Each record needs to be echoed exactly; can you do that?

= = = = =

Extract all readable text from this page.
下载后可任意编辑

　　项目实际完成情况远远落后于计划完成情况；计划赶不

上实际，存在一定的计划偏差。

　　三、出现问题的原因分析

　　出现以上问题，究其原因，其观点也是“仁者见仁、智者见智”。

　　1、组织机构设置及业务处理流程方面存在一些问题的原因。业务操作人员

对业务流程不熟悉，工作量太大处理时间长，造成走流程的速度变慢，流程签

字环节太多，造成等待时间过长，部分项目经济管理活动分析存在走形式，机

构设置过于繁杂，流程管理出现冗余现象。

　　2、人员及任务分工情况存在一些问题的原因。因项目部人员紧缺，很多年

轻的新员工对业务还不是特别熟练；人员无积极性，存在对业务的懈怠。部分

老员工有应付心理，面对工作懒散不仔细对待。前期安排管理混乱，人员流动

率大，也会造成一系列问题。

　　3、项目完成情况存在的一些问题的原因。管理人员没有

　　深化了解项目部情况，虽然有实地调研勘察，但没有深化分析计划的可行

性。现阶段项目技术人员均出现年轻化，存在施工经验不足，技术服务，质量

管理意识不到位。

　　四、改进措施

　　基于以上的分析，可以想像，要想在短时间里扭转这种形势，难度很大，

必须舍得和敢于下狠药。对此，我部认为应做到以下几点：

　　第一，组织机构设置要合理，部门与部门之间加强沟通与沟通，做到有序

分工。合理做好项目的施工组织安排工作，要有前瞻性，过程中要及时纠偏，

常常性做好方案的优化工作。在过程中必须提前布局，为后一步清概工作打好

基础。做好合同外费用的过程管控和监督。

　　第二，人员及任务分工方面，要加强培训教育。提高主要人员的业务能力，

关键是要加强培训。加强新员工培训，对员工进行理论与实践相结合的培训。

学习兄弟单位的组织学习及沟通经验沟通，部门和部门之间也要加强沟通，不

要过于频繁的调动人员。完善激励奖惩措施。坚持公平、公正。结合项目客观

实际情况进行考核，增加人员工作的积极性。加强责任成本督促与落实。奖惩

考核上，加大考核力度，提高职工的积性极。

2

= = = = =

## ANSWER TO THIS TASK
Extract all readable text from this page.
下载后可任意编辑

　　项目实际完成情况远远落后于计划完成情况；计划赶不

上实际，存在一定的计划偏差。

　　三、出现问题的原因分析

　　出现以上问题，究其原因，其观点也是“仁者见仁、智者见智”。

　　1、组织机构设置及业务处理流程方面存在一些问题的原因。业务操作人员

对业务流程不熟悉，工作量太大处理时间长，造成走流程的速度变慢，流程签

字环节太多，造成等待时间过长，部分项目经济管理活动分析存在走形式，机

构设置过于繁杂，流程管理出现冗余现象。

　　2、人员及任务分工情况存在一些问题的原因。因项目部人员紧缺，很多年

轻的新员工对业务还不是特别熟练；人员无积极性，存在对业务的懈怠。部分

老员工有应付心理，面对工作懒散不仔细对待。前期安排管理混乱，人员流动

率大，也会造成一系列问题。

　　3、项目完成情况存在的一些问题的原因。管理人员没有

　　深化了解项目部情况，虽然有实地调研勘察，但没有深化分析计划的可行

性。现阶段项目技术人员均出现年轻化，存在施工经验不足，技术服务，质量

管理意识不到位。

　　四、改进措施

　　基于以上的分析，可以想像，要想在短时间里扭转这种形势，难度很大，

必须舍得和敢于下狠药。对此，我部认为应做到以下几点：

　　第一，组织机构设置要合理，部门与部门之间加强沟通与沟通，做到有序

分工。合理做好项目的施工组织安排工作，要有前瞻性，过程中要及时纠偏，

常常性做好方案的优化工作。在过程中必须提前布局，为后一步清概工作打好

基础。做好合同外费用的过程管控和监督。

　　第二，人员及任务分工方面，要加强培训教育。提高主要人员的业务能力，

关键是要加强培训。加强新员工培训，对员工进行理论与实践相结合的培训。

学习兄弟单位的组织学习及沟通经验沟通，部门和部门之间也要加强沟通，不

要过于频繁的调动人员。完善激励奖惩措施。坚持公平、公正。结合项目客观

实际情况进行考核，增加人员工作的积极性。加强责任成本督促与落实。奖惩

考核上，加大考核力度，提高职工的积性极。

2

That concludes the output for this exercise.